**DATA EXCERPTS**:
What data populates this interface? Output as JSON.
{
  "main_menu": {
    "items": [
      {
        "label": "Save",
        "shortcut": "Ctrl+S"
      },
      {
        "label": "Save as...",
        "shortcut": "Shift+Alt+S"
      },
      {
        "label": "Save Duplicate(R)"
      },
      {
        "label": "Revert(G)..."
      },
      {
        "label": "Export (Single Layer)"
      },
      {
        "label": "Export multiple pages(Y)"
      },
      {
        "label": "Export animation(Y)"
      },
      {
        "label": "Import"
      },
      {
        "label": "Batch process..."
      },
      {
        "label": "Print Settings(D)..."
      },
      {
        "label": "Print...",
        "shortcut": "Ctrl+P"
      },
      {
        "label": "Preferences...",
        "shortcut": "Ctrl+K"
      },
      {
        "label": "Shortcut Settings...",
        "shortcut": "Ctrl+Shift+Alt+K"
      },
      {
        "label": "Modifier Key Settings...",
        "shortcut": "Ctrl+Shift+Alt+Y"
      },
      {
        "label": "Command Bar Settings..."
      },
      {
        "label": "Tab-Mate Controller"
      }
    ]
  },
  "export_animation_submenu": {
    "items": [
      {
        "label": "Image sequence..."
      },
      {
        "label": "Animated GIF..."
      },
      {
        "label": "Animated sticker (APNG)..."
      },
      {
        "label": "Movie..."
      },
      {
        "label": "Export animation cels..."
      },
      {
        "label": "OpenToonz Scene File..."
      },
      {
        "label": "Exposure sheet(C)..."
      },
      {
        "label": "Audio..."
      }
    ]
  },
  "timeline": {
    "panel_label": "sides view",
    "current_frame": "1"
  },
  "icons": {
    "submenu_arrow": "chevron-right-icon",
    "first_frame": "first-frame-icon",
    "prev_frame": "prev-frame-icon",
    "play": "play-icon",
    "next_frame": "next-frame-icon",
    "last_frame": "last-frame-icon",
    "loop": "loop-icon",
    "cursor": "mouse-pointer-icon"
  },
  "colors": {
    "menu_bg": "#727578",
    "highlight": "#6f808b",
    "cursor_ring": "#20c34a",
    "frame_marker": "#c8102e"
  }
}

**EXERCISE DESCRIPTION**: Would you copy out each line exactly as written?

**ANSWER FOR THIS EXERCISE**:
What data populates this interface? Output as JSON.
{
  "main_menu": {
    "items": [
      {
        "label": "Save",
        "shortcut": "Ctrl+S"
      },
      {
        "label": "Save as...",
        "shortcut": "Shift+Alt+S"
      },
      {
        "label": "Save Duplicate(R)"
      },
      {
        "label": "Revert(G)..."
      },
      {
        "label": "Export (Single Layer)"
      },
      {
        "label": "Export multiple pages(Y)"
      },
      {
        "label": "Export animation(Y)"
      },
      {
        "label": "Import"
      },
      {
        "label": "Batch process..."
      },
      {
        "label": "Print Settings(D)..."
      },
      {
        "label": "Print...",
        "shortcut": "Ctrl+P"
      },
      {
        "label": "Preferences...",
        "shortcut": "Ctrl+K"
      },
      {
        "label": "Shortcut Settings...",
        "shortcut": "Ctrl+Shift+Alt+K"
      },
      {
        "label": "Modifier Key Settings...",
        "shortcut": "Ctrl+Shift+Alt+Y"
      },
      {
        "label": "Command Bar Settings..."
      },
      {
        "label": "Tab-Mate Controller"
      }
    ]
  },
  "export_animation_submenu": {
    "items": [
      {
        "label": "Image sequence..."
      },
      {
        "label": "Animated GIF..."
      },
      {
        "label": "Animated sticker (APNG)..."
      },
      {
        "label": "Movie..."
      },
      {
        "label": "Export animation cels..."
      },
      {
        "label": "OpenToonz Scene File..."
      },
      {
        "label": "Exposure sheet(C)..."
      },
      {
        "label": "Audio..."
      }
    ]
  },
  "timeline": {
    "panel_label": "sides view",
    "current_frame": "1"
  },
  "icons": {
    "submenu_arrow": "chevron-right-icon",
    "first_frame": "first-frame-icon",
    "prev_frame": "prev-frame-icon",
    "play": "play-icon",
    "next_frame": "next-frame-icon",
    "last_frame": "last-frame-icon",
    "loop": "loop-icon",
    "cursor": "mouse-pointer-icon"
  },
  "colors": {
    "menu_bg": "#727578",
    "highlight": "#6f808b",
    "cursor_ring": "#20c34a",
    "frame_marker": "#c8102e"
  }
}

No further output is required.